MATERIAL SUPPLIED:
>>>>>

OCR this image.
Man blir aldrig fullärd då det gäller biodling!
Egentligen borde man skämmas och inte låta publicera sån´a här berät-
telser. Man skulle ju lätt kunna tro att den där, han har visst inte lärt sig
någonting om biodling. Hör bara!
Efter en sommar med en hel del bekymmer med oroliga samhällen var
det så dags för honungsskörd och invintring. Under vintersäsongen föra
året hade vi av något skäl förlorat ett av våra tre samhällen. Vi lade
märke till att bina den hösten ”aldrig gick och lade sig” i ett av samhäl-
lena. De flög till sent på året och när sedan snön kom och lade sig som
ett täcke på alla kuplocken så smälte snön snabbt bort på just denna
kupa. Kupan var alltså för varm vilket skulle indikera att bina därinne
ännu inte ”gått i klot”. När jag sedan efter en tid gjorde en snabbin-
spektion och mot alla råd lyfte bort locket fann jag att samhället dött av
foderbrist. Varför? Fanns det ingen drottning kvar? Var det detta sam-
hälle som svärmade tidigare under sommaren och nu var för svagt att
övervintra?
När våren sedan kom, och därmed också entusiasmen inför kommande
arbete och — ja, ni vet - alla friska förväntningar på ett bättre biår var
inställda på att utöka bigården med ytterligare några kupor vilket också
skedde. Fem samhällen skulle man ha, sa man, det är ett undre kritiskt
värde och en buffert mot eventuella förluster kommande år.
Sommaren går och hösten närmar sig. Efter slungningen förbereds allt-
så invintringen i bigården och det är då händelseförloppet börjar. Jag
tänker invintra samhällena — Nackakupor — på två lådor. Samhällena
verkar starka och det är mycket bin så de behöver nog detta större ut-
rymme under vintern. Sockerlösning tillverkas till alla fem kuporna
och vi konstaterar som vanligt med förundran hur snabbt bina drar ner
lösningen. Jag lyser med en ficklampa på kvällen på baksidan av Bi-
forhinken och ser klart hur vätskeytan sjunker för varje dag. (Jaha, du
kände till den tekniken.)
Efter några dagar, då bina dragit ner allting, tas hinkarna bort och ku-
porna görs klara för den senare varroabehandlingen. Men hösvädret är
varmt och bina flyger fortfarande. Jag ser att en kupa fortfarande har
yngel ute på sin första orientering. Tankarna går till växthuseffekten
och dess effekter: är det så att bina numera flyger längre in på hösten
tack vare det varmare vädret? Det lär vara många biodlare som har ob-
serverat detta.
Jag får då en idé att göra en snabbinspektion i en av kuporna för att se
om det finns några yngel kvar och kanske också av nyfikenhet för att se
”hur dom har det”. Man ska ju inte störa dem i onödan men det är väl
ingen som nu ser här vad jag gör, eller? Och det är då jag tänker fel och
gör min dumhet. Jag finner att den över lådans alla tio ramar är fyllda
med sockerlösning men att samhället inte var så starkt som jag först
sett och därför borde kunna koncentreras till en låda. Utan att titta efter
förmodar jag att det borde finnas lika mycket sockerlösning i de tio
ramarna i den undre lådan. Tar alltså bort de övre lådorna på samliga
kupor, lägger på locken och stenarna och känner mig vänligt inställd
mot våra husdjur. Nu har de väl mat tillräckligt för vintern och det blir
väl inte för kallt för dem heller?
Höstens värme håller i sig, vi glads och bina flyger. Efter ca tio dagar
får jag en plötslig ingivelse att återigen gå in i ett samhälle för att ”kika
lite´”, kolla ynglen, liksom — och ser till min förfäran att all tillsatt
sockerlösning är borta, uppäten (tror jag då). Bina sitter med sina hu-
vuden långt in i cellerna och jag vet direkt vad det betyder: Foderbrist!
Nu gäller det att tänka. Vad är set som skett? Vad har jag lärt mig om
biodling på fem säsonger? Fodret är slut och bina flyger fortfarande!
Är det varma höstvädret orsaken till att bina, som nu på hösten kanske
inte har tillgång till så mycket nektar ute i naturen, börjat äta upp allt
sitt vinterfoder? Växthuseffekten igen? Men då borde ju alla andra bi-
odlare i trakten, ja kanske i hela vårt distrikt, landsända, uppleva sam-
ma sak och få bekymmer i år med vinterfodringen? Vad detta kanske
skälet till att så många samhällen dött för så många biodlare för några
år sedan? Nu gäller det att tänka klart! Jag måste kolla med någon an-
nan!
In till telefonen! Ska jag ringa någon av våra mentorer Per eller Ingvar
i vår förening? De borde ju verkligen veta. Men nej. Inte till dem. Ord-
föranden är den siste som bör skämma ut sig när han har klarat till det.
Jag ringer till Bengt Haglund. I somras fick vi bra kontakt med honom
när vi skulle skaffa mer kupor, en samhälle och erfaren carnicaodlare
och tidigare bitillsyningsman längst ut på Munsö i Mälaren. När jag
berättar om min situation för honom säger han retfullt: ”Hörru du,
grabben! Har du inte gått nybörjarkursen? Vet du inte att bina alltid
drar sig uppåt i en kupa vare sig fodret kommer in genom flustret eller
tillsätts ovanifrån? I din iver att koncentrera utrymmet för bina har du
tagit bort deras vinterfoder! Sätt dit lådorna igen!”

<<<<<

WORK TASK:
Copy out every line of the material above that mentions the word "våra".

RESPONSE AREA:
året hade vi av något skäl förlorat ett av våra tre samhällen. Vi lade
mot våra husdjur. Nu har de väl mat tillräckligt för vintern och det blir
In till telefonen! Ska jag ringa någon av våra mentorer Per eller Ingvar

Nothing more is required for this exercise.